• **Problem statement**
All records must be quoted exactly. Omit the pictures.

• **Data listing**
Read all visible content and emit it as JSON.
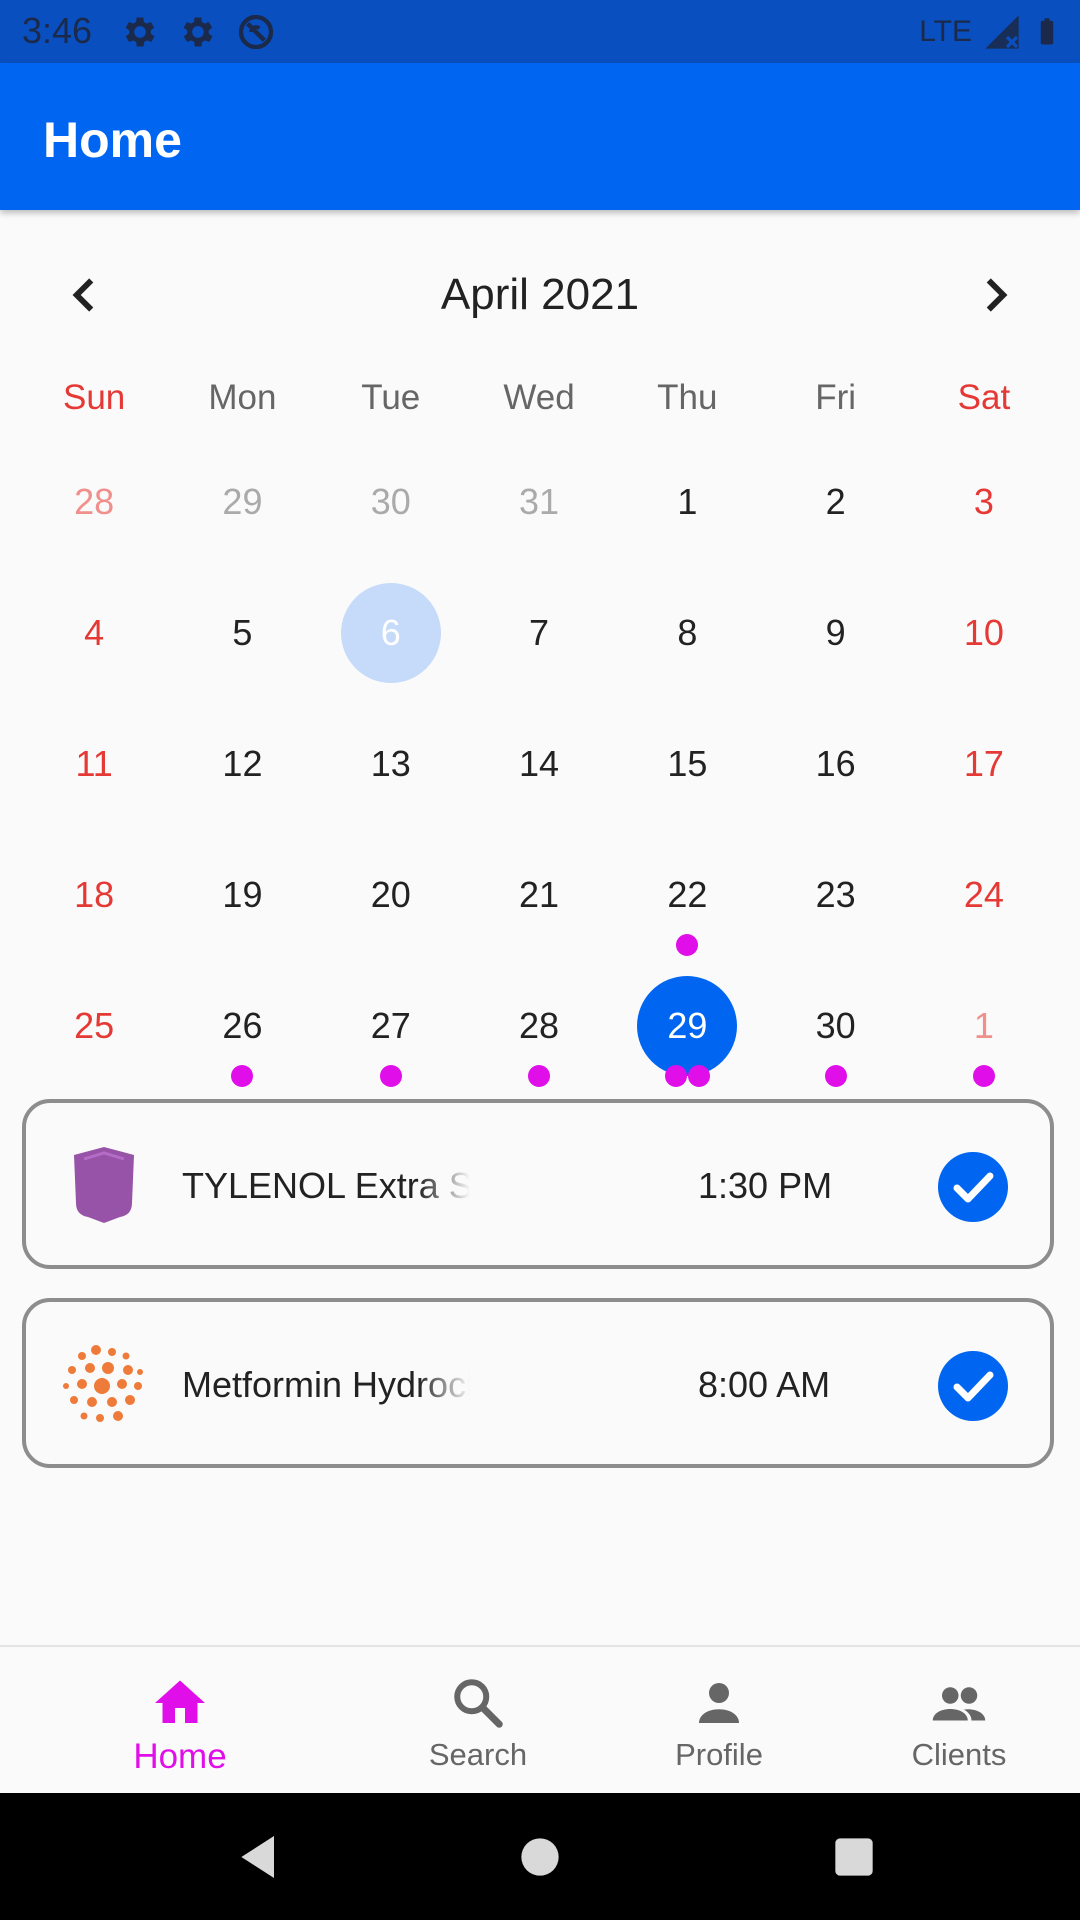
{
  "status_bar": {
    "time": "3:46",
    "network": "LTE"
  },
  "app_bar": {
    "title": "Home"
  },
  "calendar": {
    "month_title": "April 2021",
    "weekdays": [
      "Sun",
      "Mon",
      "Tue",
      "Wed",
      "Thu",
      "Fri",
      "Sat"
    ],
    "days": [
      {
        "n": "28",
        "outside": true
      },
      {
        "n": "29",
        "outside": true
      },
      {
        "n": "30",
        "outside": true
      },
      {
        "n": "31",
        "outside": true
      },
      {
        "n": "1"
      },
      {
        "n": "2"
      },
      {
        "n": "3"
      },
      {
        "n": "4"
      },
      {
        "n": "5"
      },
      {
        "n": "6",
        "today": true
      },
      {
        "n": "7"
      },
      {
        "n": "8"
      },
      {
        "n": "9"
      },
      {
        "n": "10"
      },
      {
        "n": "11"
      },
      {
        "n": "12"
      },
      {
        "n": "13"
      },
      {
        "n": "14"
      },
      {
        "n": "15"
      },
      {
        "n": "16"
      },
      {
        "n": "17"
      },
      {
        "n": "18"
      },
      {
        "n": "19"
      },
      {
        "n": "20"
      },
      {
        "n": "21"
      },
      {
        "n": "22",
        "dots": 1
      },
      {
        "n": "23"
      },
      {
        "n": "24"
      },
      {
        "n": "25"
      },
      {
        "n": "26",
        "dots": 1
      },
      {
        "n": "27",
        "dots": 1
      },
      {
        "n": "28",
        "dots": 1
      },
      {
        "n": "29",
        "selected": true,
        "dots": 2
      },
      {
        "n": "30",
        "dots": 1
      },
      {
        "n": "1",
        "outside": true,
        "dots": 1
      }
    ],
    "colors": {
      "accent": "#0066f2",
      "weekend": "#e53935",
      "event_dot": "#e00ee8",
      "today_circle": "#c6dbf9"
    }
  },
  "medications": [
    {
      "name": "TYLENOL Extra Strength",
      "time": "1:30 PM",
      "icon": "purple-shield-pill-icon",
      "checked": true
    },
    {
      "name": "Metformin Hydrochloride",
      "time": "8:00 AM",
      "icon": "orange-dots-pill-icon",
      "checked": true
    }
  ],
  "bottom_nav": {
    "items": [
      {
        "label": "Home",
        "icon": "home-icon",
        "active": true
      },
      {
        "label": "Search",
        "icon": "search-icon"
      },
      {
        "label": "Profile",
        "icon": "person-icon"
      },
      {
        "label": "Clients",
        "icon": "people-icon"
      }
    ],
    "active_color": "#e00ee8"
  }
}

• **Output below**
Read all visible content and emit it as JSON.
{
  "status_bar": {
    "time": "3:46",
    "network": "LTE"
  },
  "app_bar": {
    "title": "Home"
  },
  "calendar": {
    "month_title": "April 2021",
    "weekdays": [
      "Sun",
      "Mon",
      "Tue",
      "Wed",
      "Thu",
      "Fri",
      "Sat"
    ],
    "days": [
      {
        "n": "28",
        "outside": true
      },
      {
        "n": "29",
        "outside": true
      },
      {
        "n": "30",
        "outside": true
      },
      {
        "n": "31",
        "outside": true
      },
      {
        "n": "1"
      },
      {
        "n": "2"
      },
      {
        "n": "3"
      },
      {
        "n": "4"
      },
      {
        "n": "5"
      },
      {
        "n": "6",
        "today": true
      },
      {
        "n": "7"
      },
      {
        "n": "8"
      },
      {
        "n": "9"
      },
      {
        "n": "10"
      },
      {
        "n": "11"
      },
      {
        "n": "12"
      },
      {
        "n": "13"
      },
      {
        "n": "14"
      },
      {
        "n": "15"
      },
      {
        "n": "16"
      },
      {
        "n": "17"
      },
      {
        "n": "18"
      },
      {
        "n": "19"
      },
      {
        "n": "20"
      },
      {
        "n": "21"
      },
      {
        "n": "22",
        "dots": 1
      },
      {
        "n": "23"
      },
      {
        "n": "24"
      },
      {
        "n": "25"
      },
      {
        "n": "26",
        "dots": 1
      },
      {
        "n": "27",
        "dots": 1
      },
      {
        "n": "28",
        "dots": 1
      },
      {
        "n": "29",
        "selected": true,
        "dots": 2
      },
      {
        "n": "30",
        "dots": 1
      },
      {
        "n": "1",
        "outside": true,
        "dots": 1
      }
    ],
    "colors": {
      "accent": "#0066f2",
      "weekend": "#e53935",
      "event_dot": "#e00ee8",
      "today_circle": "#c6dbf9"
    }
  },
  "medications": [
    {
      "name": "TYLENOL Extra Strength",
      "time": "1:30 PM",
      "icon": "purple-shield-pill-icon",
      "checked": true
    },
    {
      "name": "Metformin Hydrochloride",
      "time": "8:00 AM",
      "icon": "orange-dots-pill-icon",
      "checked": true
    }
  ],
  "bottom_nav": {
    "items": [
      {
        "label": "Home",
        "icon": "home-icon",
        "active": true
      },
      {
        "label": "Search",
        "icon": "search-icon"
      },
      {
        "label": "Profile",
        "icon": "person-icon"
      },
      {
        "label": "Clients",
        "icon": "people-icon"
      }
    ],
    "active_color": "#e00ee8"
  }
}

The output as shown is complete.